To do:
Gather the lines from the material that contain "ngày".
━━━ Extracted entries ━━━
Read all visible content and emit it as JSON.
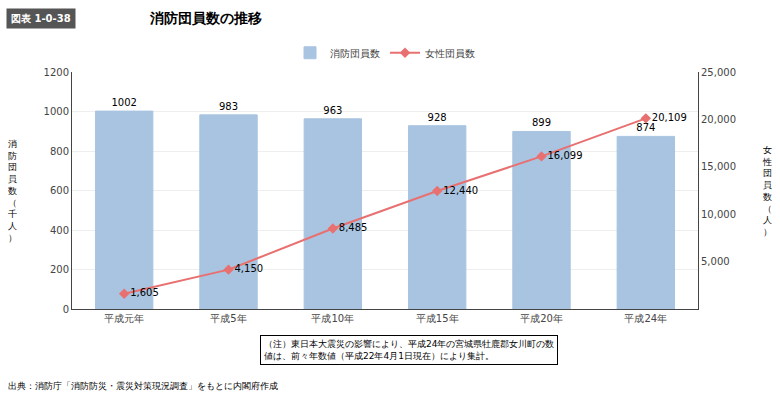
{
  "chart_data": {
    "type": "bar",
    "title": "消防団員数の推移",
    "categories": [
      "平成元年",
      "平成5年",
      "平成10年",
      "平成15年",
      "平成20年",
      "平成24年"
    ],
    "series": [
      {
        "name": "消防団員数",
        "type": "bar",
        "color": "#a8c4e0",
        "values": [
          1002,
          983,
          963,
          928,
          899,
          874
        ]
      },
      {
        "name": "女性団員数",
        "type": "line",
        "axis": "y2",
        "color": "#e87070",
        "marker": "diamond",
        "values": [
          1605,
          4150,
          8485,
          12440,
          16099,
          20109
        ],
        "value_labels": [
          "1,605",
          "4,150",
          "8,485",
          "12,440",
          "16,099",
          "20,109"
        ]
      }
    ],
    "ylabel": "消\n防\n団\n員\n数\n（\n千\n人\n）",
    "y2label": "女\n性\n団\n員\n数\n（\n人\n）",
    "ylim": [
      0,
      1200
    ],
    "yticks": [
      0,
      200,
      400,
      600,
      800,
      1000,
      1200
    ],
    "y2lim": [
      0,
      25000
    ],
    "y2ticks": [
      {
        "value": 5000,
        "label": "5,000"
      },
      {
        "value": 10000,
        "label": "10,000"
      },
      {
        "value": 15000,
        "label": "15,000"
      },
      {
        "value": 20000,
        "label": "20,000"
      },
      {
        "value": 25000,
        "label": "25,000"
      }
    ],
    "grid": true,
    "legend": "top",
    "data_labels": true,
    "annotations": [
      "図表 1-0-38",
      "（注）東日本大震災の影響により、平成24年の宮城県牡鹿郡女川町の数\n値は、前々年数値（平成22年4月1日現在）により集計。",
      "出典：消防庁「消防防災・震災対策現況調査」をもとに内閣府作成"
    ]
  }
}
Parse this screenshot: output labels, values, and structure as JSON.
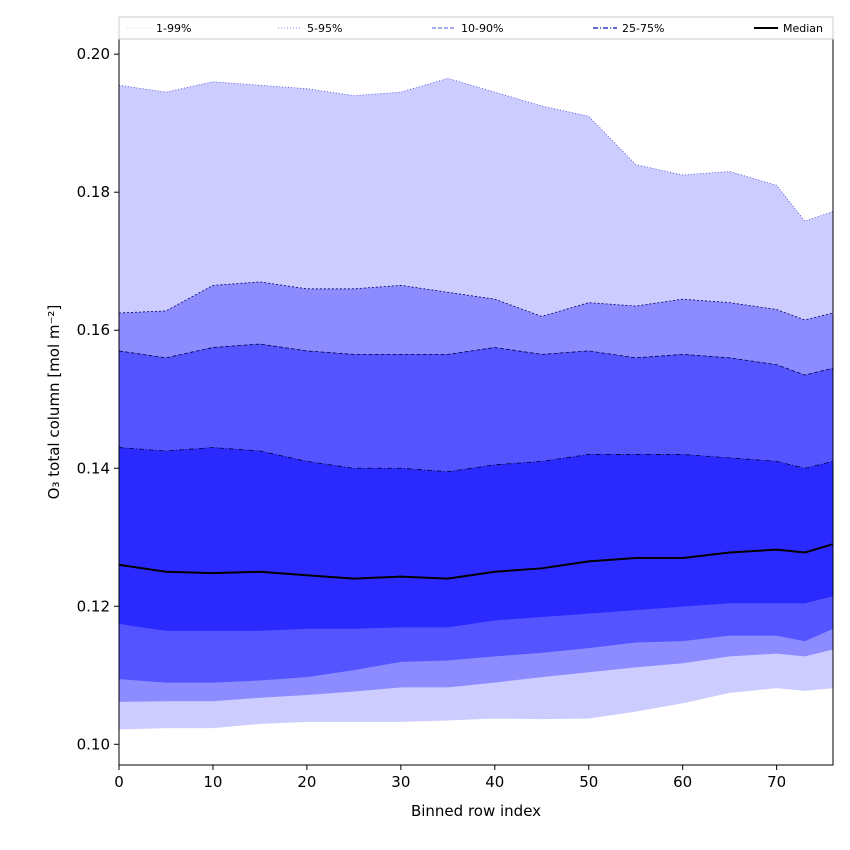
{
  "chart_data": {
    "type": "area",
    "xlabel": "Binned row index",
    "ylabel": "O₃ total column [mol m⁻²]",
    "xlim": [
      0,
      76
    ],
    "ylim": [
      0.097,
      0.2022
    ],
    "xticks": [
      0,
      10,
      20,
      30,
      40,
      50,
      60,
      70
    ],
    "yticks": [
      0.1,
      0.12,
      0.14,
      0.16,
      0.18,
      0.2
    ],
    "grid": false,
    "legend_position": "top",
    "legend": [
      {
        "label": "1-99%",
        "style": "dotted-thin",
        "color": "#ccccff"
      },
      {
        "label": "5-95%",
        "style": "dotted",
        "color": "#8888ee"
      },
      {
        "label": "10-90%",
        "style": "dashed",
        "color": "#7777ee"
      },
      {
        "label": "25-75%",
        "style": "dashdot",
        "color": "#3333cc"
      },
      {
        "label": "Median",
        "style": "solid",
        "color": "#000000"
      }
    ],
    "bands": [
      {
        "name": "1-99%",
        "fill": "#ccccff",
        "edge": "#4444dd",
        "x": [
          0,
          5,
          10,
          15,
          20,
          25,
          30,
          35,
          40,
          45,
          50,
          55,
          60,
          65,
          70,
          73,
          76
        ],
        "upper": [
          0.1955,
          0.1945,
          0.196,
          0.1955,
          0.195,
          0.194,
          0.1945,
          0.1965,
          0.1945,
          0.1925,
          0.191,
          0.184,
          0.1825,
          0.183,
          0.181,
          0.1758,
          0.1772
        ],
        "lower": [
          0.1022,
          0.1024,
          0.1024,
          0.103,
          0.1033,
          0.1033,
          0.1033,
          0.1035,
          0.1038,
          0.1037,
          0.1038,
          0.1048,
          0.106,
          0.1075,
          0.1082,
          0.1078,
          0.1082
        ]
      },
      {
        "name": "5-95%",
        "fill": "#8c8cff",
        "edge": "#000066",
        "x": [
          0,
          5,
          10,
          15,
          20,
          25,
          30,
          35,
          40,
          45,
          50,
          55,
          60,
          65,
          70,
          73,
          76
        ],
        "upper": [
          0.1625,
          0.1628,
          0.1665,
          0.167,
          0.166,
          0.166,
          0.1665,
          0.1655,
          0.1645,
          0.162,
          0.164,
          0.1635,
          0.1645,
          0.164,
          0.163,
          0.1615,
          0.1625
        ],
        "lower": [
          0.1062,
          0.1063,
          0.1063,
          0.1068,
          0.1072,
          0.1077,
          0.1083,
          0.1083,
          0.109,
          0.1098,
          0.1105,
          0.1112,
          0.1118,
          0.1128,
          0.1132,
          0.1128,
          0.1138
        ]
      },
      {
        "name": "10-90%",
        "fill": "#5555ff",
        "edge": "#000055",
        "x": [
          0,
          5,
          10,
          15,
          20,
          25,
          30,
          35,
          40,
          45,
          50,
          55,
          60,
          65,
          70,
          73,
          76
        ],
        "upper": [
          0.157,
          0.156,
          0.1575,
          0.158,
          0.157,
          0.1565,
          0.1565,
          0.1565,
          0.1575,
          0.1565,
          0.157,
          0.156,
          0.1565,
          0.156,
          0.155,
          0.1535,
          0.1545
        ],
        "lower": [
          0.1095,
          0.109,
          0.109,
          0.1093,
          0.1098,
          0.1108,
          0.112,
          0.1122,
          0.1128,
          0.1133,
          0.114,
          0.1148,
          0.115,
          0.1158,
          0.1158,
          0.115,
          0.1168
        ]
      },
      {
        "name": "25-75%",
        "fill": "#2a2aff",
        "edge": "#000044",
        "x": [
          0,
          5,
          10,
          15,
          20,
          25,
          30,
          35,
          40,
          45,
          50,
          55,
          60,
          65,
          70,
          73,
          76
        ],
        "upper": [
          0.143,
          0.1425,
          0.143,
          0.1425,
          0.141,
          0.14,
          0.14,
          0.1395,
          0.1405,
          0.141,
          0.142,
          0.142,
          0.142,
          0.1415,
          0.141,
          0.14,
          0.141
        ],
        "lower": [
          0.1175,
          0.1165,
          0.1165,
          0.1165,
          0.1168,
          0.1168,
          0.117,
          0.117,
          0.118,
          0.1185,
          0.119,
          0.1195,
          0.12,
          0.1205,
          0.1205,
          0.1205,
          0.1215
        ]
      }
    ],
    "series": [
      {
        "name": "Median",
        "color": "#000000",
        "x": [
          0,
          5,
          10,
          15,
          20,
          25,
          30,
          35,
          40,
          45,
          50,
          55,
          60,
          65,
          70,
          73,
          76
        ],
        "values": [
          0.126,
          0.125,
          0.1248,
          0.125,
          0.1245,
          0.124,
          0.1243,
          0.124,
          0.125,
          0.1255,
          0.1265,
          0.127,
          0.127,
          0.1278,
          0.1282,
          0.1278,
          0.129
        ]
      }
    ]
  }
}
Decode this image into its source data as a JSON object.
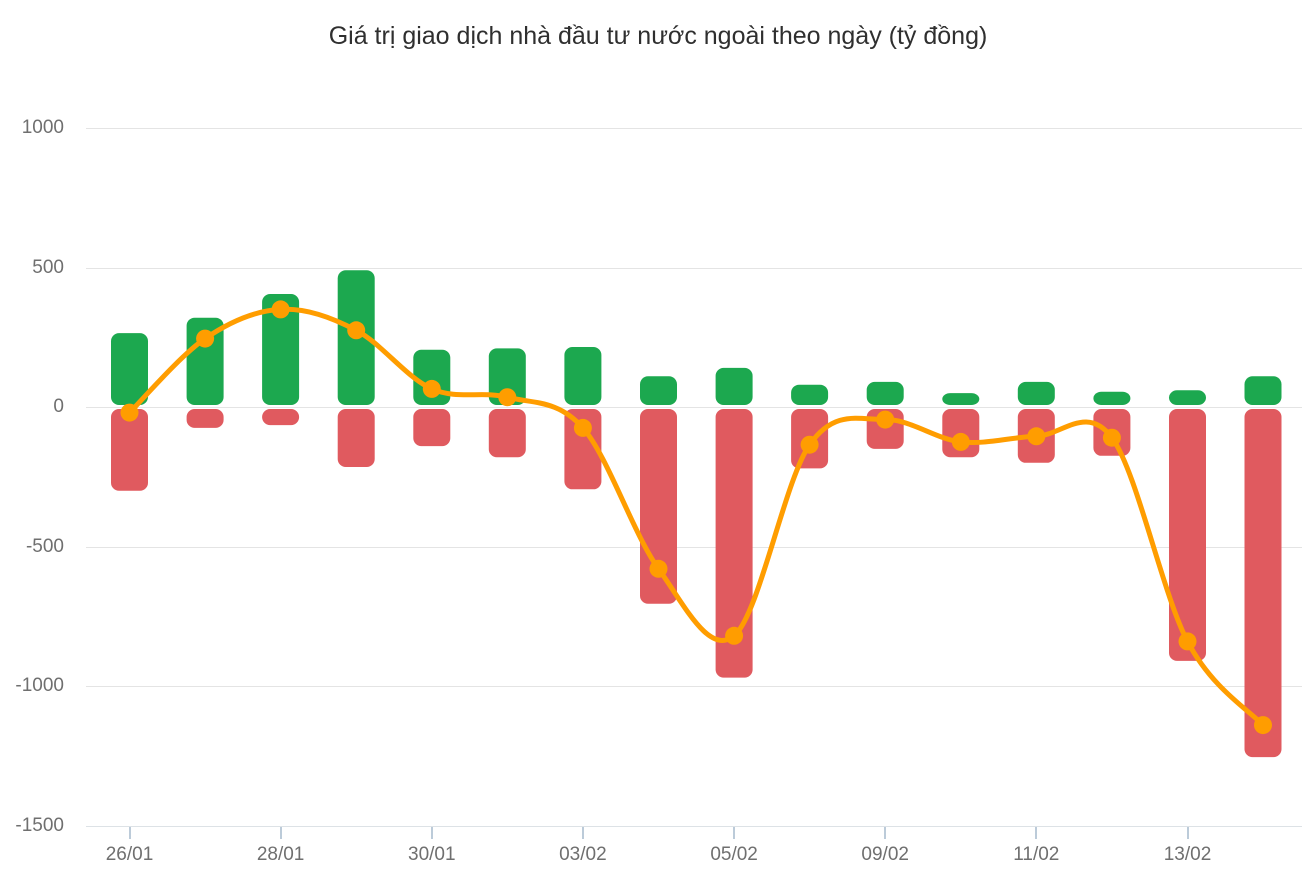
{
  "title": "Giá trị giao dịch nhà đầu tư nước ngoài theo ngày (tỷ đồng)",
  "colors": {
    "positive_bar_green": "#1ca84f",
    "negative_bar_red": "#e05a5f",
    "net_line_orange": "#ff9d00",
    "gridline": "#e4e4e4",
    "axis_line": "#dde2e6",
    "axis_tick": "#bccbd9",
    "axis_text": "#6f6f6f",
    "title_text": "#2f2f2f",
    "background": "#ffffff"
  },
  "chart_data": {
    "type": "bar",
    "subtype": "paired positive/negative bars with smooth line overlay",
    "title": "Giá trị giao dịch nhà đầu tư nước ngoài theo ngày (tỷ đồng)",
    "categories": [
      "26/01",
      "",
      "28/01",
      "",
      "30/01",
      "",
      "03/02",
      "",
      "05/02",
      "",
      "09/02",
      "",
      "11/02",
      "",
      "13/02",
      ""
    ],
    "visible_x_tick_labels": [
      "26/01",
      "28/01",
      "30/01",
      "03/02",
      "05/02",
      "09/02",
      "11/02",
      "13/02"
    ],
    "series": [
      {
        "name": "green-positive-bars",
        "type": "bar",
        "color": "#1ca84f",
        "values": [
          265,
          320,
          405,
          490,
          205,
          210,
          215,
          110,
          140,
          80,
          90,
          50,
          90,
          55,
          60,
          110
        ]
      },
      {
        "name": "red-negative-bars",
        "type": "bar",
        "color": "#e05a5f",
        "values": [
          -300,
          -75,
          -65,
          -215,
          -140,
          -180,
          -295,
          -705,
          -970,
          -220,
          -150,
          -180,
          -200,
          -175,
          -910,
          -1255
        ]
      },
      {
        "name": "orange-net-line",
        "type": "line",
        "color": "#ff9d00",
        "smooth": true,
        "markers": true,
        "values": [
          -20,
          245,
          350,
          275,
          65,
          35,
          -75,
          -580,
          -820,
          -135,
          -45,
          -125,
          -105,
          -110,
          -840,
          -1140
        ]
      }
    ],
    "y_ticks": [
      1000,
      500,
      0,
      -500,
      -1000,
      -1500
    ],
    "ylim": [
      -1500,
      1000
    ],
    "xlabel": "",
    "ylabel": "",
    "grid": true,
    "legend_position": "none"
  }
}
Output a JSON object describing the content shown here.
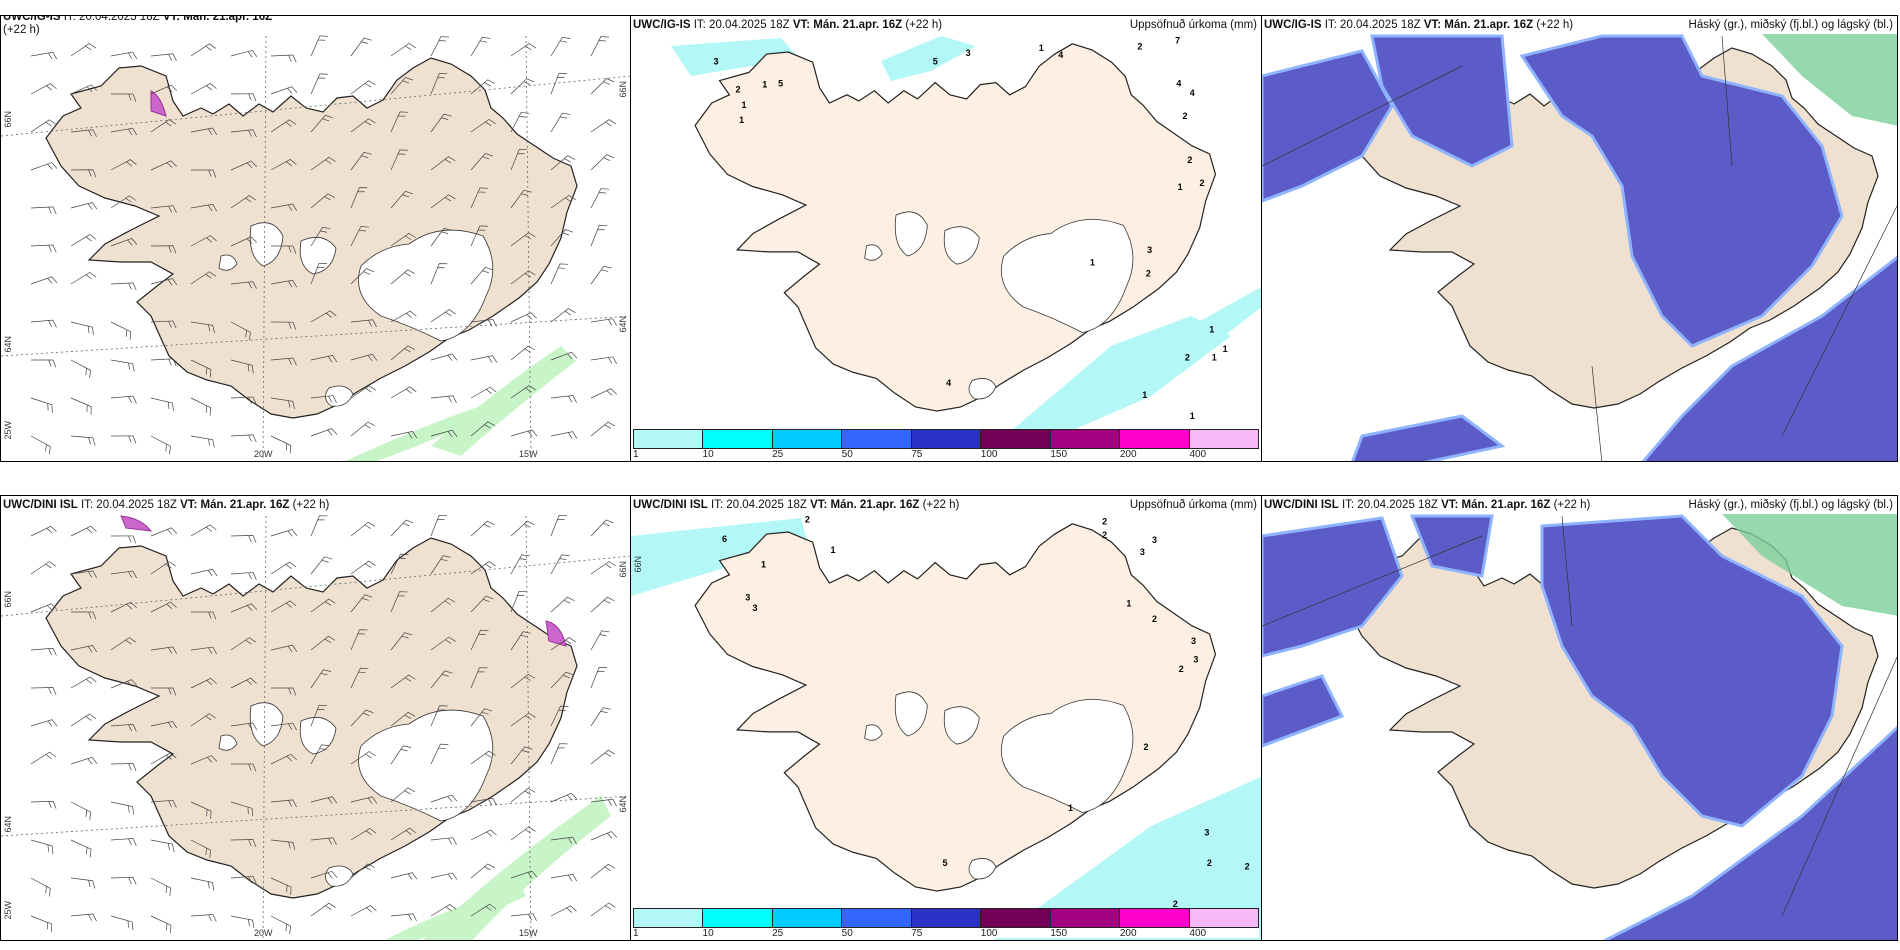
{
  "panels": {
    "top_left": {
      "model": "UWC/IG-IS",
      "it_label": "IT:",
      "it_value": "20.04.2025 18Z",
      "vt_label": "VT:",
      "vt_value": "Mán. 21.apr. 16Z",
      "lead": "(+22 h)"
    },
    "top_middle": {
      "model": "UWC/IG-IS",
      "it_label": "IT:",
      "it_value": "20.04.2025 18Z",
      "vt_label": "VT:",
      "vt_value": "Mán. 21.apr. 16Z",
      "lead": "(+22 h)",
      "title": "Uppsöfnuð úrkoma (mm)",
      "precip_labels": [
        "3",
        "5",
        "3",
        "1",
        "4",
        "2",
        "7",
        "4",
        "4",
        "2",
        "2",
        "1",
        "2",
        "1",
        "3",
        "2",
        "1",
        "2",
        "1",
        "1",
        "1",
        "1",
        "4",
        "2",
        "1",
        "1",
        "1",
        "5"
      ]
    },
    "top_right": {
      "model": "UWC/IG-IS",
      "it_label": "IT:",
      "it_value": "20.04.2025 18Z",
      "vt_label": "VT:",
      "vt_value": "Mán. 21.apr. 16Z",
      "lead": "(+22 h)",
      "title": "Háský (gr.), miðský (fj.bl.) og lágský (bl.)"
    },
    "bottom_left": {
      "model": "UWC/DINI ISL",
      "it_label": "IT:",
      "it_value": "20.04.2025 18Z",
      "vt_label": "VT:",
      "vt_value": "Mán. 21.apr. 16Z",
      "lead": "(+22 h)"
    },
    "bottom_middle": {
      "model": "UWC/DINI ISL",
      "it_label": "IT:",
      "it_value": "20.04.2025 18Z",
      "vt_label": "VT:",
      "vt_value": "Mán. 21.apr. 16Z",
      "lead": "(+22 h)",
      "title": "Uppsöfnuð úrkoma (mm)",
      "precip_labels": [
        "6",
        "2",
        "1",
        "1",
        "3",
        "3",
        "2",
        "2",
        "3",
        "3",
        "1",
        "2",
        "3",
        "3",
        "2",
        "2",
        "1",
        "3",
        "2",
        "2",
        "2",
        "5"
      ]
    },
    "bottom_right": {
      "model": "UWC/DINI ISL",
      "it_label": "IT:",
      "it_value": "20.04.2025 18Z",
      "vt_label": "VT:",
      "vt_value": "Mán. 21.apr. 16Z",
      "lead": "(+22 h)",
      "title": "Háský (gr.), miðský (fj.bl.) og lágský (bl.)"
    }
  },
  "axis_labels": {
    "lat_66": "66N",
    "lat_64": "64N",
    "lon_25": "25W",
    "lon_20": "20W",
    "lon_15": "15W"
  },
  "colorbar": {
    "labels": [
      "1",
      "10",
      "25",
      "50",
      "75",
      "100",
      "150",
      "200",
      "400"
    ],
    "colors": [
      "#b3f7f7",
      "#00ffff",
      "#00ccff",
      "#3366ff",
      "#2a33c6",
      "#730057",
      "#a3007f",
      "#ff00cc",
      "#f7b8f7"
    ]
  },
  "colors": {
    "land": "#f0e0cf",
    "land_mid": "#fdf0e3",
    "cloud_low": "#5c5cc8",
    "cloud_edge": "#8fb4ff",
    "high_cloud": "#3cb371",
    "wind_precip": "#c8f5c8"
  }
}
━━━
Answer to this exercise:
  "title": "Giá trị giao dịch nhà đầu tư nước ngoài theo ngày (tỷ đồng)",
    "title": "Giá trị giao dịch nhà đầu tư nước ngoài theo ngày (tỷ đồng)",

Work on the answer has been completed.